EXTRACTED TEXT:

As a brief aside, the rtweet function also interfaces nicely with ggplot and other visualization libraries to produce nice plots of the results above. For instance, let’s make a plot of the frequency of tweets about Korea over the past few days:

ts_plot(korea_tweets, "3 hours") +
  ggplot2::theme_minimal() +
  ggplot2::theme(plot.title = ggplot2::element_text(face = "bold")) +
  ggplot2::labs(
    x = NULL, y = NULL,
    title = "Frequency of Tweets about Korea from the Past Day",
    subtitle = "Twitter status (tweet) counts aggregated using three-hour intervals",
    caption = "\nSource: Data collected from Twitter's REST API via rtweet"
  )

The search_tweets function also has a number of useful options or arguments as well. For instance, we can restrict the geographic location of tweets to the United States and English-language tweets using the code below. The code also restricts the results to non-retweets and focuses upon the most recent tweets, rather than a mixture of popular and recent tweets, which is the defualt setting.

nk_tweets <- search_tweets("korea",
  "lang:en", geocode = lookup_coords("usa"), 
  n = 1000, type="recent", include_rts=FALSE
  )
## Searching for tweets...
## Finished collecting tweets!

rtweet also enables one to geocode tweets for users who allow Twitter to track their location:

geocoded <- lat_lng(nk_tweets)

We can then plot these results as follows (you may need to install the maps package to do this):

library(maps)
par(mar = c(0, 0, 0, 0))
maps::map("state", lwd = .25)
with(geocoded, points(lng, lat, pch = 20, cex = .75, col = rgb(0, .3, .7, .75)))

We don’t see all 100 tweets in this diagram for an important reason— we are only looking at people who allow Twitter to track their location (and this is roughly 1 in 100 people at the time of this writing).

Twitter’s API is also very useful for collecting data about a given user. Let’s take a look at Bernie Sander’s Twitter page: http://www.twitter.com/SenSanders. There we can see Senator Sander’s description and profile, the full text of his tweets, and—if we click several links—the names of the people he follows, those who follow him, and the tweets which he has “liked.”

First, let’s get his 5 most recent tweets:

sanders_tweets <- get_timelines(c("sensanders"), n = 5)
head(sanders_tweets$text)

CHALLENGES:
- a) According to the rtweet tutorial, why does the map of geocoded tweets not show every tweet that was collected?
- b) Reproduce word for word the stretch of the rtweet tutorial from "rtweet also enables" through "c(0, 0, 0, 0))".
- c) Write the next part of the rtweet tutorial, picking up after its final line.

DATASET:
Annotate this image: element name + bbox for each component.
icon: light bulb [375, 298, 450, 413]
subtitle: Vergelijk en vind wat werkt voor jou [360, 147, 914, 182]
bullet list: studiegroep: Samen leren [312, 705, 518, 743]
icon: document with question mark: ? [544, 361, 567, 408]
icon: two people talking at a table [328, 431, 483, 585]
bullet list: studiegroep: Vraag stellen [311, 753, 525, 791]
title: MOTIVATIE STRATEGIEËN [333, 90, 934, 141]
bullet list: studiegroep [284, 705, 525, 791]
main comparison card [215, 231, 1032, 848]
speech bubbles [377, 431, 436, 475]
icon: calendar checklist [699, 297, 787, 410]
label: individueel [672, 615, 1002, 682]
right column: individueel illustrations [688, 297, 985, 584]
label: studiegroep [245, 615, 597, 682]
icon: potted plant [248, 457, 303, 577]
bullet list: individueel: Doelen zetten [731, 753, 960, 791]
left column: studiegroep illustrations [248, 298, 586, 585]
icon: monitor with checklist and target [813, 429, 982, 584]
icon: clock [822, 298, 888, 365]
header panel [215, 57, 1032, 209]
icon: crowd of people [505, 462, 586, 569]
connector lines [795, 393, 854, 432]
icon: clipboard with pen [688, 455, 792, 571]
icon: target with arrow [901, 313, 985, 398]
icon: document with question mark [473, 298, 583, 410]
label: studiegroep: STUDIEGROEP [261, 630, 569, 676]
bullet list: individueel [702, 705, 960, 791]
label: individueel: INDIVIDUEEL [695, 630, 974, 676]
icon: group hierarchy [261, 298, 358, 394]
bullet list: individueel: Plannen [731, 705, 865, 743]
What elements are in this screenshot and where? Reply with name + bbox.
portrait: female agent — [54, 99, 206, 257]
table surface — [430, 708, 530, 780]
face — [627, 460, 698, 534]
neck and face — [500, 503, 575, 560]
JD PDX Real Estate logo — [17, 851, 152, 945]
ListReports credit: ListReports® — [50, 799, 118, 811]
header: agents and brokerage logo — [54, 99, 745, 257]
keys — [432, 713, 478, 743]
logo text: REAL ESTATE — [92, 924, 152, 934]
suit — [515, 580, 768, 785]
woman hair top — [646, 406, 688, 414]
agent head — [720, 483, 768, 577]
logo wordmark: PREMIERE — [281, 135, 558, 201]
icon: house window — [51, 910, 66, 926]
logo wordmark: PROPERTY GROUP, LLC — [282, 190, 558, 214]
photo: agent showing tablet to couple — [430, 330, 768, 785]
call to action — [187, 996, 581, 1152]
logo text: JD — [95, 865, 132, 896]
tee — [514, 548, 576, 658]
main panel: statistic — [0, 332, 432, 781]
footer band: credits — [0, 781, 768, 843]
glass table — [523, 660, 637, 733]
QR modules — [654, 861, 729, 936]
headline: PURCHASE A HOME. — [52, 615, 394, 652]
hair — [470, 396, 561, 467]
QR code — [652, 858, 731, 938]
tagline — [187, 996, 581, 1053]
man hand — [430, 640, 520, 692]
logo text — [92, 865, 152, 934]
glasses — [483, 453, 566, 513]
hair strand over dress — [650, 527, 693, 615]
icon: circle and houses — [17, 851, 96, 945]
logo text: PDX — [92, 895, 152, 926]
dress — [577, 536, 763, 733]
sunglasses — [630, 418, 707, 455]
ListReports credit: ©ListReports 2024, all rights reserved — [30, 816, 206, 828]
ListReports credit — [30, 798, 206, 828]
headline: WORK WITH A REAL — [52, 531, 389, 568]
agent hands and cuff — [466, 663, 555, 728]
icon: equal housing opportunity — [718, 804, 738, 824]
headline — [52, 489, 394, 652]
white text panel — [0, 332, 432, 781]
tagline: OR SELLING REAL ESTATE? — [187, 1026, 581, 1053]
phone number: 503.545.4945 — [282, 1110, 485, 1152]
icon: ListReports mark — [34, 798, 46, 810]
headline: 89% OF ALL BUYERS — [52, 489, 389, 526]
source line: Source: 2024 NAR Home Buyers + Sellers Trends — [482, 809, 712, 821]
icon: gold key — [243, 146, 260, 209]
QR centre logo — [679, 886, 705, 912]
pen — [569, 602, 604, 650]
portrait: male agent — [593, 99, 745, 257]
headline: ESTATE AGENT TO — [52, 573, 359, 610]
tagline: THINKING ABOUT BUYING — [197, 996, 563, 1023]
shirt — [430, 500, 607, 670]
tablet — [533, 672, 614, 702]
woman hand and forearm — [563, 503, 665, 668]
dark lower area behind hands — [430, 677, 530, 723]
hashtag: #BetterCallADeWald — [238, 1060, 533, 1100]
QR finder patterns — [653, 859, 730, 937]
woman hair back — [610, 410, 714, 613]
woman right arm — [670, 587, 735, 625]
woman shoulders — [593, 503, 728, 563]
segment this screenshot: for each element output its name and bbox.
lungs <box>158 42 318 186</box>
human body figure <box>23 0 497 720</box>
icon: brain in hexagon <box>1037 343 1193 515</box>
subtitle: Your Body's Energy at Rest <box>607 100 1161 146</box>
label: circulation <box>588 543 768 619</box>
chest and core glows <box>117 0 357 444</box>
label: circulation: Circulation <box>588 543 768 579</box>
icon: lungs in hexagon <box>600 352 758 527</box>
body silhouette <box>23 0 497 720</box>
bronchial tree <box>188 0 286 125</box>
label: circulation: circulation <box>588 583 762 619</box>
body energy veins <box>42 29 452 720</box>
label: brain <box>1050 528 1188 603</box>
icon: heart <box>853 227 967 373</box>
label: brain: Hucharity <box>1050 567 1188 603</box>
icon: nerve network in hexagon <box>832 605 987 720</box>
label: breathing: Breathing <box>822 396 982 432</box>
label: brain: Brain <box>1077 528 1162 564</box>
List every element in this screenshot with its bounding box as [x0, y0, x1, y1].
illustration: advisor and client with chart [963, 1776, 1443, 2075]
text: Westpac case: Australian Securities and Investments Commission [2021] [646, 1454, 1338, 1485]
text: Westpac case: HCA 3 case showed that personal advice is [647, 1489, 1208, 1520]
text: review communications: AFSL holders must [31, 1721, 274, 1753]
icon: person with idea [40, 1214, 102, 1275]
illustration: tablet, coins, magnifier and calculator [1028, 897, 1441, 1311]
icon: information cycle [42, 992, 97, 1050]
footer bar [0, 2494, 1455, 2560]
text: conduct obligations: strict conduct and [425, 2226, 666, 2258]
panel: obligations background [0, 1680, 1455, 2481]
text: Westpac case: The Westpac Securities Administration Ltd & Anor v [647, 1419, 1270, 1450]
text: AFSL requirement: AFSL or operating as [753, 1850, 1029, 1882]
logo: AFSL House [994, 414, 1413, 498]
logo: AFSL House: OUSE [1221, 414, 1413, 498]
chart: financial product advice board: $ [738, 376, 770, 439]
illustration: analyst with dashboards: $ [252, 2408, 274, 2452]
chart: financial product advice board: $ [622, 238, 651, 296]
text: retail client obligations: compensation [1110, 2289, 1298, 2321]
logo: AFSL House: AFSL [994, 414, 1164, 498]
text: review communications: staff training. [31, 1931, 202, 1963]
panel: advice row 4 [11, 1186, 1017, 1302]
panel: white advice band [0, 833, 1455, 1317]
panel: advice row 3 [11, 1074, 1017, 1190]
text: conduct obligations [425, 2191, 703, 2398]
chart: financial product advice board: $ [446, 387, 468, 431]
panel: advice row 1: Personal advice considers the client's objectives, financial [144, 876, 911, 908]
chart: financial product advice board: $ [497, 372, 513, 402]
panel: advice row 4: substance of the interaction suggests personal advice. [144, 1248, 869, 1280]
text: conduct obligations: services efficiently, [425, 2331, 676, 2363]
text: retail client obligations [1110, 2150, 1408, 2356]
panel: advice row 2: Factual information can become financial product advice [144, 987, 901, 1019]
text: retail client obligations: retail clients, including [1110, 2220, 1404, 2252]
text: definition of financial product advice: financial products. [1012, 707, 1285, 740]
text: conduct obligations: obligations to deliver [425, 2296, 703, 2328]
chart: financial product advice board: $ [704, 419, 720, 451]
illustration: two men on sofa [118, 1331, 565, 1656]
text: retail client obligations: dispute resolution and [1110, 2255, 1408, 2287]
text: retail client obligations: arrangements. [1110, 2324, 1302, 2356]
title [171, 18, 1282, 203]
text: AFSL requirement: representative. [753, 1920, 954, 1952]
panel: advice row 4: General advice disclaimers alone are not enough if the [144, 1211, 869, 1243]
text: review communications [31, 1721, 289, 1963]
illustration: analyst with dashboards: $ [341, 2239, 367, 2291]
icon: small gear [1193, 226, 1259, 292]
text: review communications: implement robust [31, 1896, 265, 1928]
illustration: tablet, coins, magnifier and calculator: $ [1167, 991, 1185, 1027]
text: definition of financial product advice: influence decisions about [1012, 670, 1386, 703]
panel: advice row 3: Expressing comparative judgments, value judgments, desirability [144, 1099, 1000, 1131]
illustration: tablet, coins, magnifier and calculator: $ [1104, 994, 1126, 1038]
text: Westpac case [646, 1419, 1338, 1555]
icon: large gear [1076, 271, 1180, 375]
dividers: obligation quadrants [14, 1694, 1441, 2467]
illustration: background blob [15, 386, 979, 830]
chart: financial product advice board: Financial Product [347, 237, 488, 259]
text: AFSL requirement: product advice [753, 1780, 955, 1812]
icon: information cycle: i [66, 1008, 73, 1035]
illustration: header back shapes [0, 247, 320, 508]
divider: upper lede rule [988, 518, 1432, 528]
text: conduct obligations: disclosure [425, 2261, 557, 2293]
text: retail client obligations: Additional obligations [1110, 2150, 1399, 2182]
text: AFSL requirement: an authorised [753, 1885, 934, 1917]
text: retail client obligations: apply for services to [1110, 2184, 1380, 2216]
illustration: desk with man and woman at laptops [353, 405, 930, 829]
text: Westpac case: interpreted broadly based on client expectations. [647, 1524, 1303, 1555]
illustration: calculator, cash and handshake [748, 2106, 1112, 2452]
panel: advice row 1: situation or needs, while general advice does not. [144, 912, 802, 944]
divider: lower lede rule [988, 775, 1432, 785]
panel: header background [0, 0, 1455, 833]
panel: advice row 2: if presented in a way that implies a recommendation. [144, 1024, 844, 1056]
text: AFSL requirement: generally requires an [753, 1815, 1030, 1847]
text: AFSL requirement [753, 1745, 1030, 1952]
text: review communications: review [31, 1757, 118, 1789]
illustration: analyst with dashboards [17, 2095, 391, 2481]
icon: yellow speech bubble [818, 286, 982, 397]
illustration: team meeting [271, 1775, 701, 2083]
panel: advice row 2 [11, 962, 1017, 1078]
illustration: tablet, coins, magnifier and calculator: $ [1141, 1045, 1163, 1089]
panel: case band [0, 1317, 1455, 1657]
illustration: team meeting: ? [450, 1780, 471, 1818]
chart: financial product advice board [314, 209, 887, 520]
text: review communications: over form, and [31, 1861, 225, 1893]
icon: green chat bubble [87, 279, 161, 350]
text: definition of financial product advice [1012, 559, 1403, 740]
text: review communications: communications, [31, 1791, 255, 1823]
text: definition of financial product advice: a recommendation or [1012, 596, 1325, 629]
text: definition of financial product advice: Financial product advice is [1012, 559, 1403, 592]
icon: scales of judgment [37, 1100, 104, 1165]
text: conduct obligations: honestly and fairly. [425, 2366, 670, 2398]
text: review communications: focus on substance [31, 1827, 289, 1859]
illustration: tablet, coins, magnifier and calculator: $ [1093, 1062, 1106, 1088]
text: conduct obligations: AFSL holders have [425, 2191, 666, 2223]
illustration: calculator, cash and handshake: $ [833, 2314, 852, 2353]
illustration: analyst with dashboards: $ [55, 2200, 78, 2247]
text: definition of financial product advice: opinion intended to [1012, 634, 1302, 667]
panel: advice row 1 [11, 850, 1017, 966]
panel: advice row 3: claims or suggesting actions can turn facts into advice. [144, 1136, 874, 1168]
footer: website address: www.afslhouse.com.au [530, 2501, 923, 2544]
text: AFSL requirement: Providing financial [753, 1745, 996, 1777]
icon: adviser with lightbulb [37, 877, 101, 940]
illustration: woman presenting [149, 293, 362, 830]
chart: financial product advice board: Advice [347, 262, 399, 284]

THE REPLIES:
- a) The map shows only tweets from people who allow Twitter to track their location. At the time of writing, that was roughly 1 in 100 people.

- b)
rtweet also enables one to geocode tweets for users who allow Twitter to track their location:

geocoded <- lat_lng(nk_tweets)

We can then plot these results as follows (you may need to install the maps package to do this):

library(maps)
par(mar = c(0, 0, 0, 0))

- c)
## [1] "\"We must move from considering others as threats to our comfort to valuing them as persons whose life experience and values can contribute greatly to the enrichment of our society.\" –Pope Francis\nhttps://t.co/AlVSiZ6L81"                         
## [2] "This nun has a message for the members of the Trump administration who are using the Bible to justify ripping immigrant children away from their parents. https://t.co/kvGC04Zs7A"                                                                      
## [3] "I say to Disney CEO Bob Iger: you can lead this country in ending the type of corporate greed which is causing so much pain. Start paying all of your workers a livable wage with decent benefits. https://t.co/6LVY0gB640"                             
## [4] "Together, we will defeat the Trump administration's inhumane and un-American policy of ripping babies from the arms of their mothers and fathers. https://t.co/eAgmL4pB3t"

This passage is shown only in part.